WRITTEN PROBLEM
Look through the lines below and extract any with the word "escala".

THE RECORDS
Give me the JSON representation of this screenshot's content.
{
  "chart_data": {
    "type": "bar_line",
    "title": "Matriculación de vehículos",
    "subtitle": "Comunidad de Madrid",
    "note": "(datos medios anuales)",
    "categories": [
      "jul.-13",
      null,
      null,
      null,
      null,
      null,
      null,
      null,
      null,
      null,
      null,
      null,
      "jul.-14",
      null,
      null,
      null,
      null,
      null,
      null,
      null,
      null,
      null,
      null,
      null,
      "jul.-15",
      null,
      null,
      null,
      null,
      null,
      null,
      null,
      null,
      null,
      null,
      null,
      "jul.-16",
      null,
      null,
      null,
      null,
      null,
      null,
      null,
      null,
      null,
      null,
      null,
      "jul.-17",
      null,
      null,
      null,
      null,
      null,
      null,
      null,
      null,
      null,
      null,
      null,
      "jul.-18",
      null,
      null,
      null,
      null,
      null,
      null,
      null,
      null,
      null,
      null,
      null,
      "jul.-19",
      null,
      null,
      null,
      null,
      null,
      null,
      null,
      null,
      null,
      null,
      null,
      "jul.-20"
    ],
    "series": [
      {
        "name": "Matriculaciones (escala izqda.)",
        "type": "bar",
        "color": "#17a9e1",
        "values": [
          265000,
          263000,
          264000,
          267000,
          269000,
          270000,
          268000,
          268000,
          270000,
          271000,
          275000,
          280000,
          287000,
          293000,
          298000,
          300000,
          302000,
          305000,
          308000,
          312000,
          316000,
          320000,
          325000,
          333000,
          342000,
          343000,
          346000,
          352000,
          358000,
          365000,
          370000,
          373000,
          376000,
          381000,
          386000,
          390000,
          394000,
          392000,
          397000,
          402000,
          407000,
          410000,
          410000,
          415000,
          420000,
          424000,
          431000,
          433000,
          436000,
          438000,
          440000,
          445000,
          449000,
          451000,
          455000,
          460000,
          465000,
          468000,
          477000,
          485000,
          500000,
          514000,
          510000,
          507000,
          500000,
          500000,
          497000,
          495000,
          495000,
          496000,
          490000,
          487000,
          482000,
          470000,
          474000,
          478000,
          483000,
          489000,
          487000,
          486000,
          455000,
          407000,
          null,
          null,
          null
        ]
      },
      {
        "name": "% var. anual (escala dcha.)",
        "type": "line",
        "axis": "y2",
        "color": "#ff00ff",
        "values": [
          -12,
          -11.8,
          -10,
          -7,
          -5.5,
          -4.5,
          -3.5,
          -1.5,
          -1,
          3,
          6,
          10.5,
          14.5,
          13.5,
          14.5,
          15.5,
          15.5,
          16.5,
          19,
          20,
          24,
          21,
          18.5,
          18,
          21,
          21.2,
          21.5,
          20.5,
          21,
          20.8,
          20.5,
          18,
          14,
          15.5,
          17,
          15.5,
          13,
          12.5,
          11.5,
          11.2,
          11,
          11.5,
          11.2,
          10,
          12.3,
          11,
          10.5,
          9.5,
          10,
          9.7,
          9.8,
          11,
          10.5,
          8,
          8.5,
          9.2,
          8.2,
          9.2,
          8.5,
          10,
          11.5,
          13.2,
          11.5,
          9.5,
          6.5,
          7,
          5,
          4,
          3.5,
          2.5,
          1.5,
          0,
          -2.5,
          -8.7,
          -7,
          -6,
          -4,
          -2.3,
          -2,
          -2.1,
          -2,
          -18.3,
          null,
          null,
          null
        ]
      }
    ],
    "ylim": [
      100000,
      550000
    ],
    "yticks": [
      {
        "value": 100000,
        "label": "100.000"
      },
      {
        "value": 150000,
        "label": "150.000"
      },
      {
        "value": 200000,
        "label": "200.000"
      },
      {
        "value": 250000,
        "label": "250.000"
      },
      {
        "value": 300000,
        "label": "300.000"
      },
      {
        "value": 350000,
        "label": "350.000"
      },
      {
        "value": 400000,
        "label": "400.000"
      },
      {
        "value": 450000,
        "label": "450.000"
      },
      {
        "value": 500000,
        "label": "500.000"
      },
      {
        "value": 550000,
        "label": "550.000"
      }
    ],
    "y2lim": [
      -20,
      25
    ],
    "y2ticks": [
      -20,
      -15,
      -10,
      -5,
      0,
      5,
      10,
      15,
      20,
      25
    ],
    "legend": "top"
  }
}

THE COMPLETED TASK
        "name": "Matriculaciones (escala izqda.)",
        "name": "% var. anual (escala dcha.)",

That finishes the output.